__REQUIRED WORK__
Gather up every line that includes the string "name".

__EXERCISE MATERIALS__

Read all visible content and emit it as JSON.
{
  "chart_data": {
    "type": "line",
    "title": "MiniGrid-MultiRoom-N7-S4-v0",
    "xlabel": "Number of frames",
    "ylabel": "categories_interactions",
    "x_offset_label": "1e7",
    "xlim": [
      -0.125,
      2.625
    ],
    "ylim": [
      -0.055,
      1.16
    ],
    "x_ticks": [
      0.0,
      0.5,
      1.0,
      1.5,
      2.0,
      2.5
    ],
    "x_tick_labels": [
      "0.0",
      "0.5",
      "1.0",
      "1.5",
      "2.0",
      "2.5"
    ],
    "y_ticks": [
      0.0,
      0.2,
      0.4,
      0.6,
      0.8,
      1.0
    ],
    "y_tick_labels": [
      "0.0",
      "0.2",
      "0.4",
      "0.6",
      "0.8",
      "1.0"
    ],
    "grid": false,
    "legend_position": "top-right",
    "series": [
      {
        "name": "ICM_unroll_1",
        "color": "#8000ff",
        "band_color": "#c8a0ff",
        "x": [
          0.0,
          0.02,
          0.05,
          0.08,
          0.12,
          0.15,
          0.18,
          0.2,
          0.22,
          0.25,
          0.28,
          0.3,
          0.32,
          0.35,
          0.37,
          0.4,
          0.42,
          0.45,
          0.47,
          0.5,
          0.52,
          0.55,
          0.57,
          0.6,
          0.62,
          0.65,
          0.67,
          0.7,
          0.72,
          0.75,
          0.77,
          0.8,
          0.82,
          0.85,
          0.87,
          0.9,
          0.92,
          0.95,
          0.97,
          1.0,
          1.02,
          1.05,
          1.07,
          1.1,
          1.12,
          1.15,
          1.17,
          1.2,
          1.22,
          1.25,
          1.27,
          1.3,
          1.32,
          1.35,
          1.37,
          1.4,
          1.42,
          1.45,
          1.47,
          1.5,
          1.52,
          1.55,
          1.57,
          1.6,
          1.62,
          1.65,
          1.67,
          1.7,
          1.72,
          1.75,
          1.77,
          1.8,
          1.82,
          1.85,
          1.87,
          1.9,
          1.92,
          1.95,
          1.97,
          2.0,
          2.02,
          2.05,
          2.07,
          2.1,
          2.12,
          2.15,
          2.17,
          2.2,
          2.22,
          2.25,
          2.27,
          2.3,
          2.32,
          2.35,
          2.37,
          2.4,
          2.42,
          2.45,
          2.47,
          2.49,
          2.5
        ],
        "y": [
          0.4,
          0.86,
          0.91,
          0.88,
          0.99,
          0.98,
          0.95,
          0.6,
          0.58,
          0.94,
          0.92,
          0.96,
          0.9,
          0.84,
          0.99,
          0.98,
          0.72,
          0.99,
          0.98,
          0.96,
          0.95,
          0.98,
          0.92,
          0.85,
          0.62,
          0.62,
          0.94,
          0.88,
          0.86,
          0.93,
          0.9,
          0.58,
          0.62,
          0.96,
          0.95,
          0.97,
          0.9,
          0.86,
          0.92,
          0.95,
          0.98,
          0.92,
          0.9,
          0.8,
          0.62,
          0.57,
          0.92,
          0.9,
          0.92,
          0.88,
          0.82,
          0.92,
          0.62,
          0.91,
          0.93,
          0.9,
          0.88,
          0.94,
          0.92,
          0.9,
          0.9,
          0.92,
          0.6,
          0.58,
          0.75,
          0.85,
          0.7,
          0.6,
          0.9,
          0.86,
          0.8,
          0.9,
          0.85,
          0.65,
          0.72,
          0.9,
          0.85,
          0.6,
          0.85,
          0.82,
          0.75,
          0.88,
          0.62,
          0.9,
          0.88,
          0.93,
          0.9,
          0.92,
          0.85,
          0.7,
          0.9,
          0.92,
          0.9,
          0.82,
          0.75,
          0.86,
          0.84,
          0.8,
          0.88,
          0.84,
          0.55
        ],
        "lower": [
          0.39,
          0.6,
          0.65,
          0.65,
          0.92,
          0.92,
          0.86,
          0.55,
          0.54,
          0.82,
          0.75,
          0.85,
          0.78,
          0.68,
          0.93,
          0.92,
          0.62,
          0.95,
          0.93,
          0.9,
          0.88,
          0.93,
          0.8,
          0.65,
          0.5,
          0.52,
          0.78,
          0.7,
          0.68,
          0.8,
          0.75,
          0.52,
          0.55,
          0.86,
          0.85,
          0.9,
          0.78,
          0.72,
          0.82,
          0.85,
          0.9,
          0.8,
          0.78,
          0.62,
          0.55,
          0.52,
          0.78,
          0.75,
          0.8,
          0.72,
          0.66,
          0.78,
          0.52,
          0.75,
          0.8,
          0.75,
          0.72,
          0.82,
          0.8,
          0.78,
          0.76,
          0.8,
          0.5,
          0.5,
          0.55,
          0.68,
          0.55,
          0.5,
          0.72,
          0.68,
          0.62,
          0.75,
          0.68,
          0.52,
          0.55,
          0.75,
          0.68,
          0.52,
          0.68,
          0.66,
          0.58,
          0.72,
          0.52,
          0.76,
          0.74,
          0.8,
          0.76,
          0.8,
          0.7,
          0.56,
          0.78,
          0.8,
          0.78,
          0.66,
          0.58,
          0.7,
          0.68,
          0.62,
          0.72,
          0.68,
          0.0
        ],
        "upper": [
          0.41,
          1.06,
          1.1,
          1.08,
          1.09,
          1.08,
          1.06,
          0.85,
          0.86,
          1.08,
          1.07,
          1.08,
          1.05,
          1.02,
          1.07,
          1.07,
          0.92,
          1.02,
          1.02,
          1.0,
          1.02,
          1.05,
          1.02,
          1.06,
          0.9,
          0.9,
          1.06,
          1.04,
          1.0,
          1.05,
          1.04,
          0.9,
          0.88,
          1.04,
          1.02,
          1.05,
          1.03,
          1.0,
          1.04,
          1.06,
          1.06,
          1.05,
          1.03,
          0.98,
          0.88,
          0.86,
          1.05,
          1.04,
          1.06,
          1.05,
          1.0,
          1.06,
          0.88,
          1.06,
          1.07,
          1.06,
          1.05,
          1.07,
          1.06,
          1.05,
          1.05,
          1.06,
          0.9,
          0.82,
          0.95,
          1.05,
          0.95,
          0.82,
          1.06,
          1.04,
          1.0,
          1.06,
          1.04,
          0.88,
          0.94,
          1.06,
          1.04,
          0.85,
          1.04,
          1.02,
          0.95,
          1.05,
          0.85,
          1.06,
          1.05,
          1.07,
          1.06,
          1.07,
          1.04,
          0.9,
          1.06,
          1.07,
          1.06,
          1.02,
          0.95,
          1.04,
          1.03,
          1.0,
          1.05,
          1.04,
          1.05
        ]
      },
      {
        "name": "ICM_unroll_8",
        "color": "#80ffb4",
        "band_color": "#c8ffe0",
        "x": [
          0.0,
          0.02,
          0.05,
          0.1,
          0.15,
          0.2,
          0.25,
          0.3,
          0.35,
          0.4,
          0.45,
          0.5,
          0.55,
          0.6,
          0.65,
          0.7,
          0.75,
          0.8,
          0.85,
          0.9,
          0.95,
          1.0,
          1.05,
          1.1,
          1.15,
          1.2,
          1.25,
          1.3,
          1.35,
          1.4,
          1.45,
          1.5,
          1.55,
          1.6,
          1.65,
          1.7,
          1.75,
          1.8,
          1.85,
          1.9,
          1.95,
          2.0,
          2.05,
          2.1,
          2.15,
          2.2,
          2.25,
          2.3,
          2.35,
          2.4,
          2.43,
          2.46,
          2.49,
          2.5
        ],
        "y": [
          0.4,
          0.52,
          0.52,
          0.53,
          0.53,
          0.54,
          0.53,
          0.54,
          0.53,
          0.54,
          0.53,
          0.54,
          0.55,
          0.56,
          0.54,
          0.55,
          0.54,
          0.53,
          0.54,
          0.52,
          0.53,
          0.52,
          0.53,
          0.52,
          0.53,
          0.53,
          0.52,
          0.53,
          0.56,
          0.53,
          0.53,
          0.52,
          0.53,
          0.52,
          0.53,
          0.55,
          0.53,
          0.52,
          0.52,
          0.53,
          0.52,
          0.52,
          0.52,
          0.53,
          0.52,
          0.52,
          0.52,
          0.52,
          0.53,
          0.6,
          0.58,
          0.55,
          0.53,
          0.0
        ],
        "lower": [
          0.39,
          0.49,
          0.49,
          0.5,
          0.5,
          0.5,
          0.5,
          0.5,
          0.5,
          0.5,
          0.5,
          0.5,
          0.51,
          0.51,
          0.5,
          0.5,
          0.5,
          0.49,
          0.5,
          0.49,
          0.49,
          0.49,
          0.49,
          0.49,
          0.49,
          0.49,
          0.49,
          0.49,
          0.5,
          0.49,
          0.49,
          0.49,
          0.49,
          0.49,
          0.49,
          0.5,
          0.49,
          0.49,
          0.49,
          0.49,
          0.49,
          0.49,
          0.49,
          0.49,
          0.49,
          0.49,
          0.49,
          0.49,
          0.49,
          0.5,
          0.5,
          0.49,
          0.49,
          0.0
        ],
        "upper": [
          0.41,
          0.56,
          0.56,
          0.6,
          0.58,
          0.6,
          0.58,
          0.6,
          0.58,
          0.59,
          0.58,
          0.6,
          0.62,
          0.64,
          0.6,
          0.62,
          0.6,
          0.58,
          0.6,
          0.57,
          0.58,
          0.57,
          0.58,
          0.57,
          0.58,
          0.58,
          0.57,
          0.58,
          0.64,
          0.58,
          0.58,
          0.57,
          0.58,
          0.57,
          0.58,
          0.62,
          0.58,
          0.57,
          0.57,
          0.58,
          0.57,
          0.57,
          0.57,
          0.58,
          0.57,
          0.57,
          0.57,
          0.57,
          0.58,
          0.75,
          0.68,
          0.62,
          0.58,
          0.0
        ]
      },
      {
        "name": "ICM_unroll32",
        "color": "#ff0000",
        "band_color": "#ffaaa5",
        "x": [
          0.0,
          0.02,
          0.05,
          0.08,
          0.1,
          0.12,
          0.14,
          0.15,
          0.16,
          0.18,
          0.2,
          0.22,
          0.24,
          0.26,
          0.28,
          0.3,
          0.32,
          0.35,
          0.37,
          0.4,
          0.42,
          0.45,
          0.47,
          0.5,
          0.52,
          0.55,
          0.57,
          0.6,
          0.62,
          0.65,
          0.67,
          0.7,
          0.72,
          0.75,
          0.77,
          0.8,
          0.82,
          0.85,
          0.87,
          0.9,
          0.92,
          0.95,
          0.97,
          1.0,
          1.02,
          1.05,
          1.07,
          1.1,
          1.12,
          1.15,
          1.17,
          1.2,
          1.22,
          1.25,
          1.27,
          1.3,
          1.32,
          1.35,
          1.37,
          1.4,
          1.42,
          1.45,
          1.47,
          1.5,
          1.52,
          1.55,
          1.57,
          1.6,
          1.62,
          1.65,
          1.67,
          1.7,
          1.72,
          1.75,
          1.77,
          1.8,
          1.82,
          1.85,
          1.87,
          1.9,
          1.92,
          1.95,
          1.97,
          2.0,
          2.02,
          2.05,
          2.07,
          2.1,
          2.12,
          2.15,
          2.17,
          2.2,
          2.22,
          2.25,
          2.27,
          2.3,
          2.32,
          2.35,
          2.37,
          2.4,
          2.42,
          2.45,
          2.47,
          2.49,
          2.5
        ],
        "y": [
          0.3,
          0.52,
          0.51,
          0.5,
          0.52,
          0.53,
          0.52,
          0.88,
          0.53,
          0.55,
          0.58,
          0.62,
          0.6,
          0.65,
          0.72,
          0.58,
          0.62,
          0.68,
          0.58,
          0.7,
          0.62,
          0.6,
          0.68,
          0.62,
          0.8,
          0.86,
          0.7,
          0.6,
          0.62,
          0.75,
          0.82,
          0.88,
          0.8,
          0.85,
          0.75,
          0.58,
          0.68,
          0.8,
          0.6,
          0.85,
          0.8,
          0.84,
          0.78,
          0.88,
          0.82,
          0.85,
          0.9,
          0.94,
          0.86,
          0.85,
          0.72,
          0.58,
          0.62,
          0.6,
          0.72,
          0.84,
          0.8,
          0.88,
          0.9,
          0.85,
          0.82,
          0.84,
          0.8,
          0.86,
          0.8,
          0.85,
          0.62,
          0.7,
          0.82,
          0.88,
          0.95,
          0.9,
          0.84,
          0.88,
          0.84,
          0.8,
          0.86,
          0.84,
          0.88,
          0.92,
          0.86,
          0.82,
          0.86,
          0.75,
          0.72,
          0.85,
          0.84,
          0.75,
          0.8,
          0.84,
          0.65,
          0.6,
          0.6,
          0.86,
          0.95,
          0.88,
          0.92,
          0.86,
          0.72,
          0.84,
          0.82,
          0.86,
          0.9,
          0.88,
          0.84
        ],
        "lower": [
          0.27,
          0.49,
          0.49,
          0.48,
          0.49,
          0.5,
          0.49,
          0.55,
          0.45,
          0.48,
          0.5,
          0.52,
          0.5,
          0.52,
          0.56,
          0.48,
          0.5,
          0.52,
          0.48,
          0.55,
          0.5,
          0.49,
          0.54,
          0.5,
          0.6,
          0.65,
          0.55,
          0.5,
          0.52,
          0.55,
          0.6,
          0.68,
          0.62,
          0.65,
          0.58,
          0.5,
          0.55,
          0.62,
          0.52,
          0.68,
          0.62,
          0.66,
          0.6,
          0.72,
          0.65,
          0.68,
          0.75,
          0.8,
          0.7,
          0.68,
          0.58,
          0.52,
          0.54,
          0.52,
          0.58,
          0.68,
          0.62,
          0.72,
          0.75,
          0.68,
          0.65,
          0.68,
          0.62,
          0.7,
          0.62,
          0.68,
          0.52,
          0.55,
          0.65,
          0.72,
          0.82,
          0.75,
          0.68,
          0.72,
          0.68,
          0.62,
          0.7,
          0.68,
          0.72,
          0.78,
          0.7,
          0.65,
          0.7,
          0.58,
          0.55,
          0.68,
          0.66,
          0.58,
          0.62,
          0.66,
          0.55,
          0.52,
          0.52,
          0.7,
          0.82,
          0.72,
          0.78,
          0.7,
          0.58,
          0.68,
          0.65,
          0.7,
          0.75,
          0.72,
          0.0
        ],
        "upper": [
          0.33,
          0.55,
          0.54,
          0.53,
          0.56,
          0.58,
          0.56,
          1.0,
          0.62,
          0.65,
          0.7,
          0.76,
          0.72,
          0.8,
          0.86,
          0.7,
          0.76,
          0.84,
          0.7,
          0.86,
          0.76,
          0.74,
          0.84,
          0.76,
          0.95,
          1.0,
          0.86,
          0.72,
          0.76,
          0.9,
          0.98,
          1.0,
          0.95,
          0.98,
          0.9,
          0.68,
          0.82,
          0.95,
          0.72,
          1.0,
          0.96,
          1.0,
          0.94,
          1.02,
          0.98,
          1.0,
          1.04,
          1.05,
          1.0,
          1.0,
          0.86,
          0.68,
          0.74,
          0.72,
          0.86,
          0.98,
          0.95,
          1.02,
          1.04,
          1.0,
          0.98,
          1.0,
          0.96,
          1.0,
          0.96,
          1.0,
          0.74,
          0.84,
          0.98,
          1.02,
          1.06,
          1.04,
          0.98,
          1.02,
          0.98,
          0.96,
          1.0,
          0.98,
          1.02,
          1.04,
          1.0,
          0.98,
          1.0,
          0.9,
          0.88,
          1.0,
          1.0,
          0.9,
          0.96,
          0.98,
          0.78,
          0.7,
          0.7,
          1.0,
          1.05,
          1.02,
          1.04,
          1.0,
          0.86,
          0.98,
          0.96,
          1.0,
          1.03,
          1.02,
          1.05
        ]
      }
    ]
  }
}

__ANSWER TO THIS PROBLEM__
        "name": "ICM_unroll_1",
        "name": "ICM_unroll_8",
        "name": "ICM_unroll32",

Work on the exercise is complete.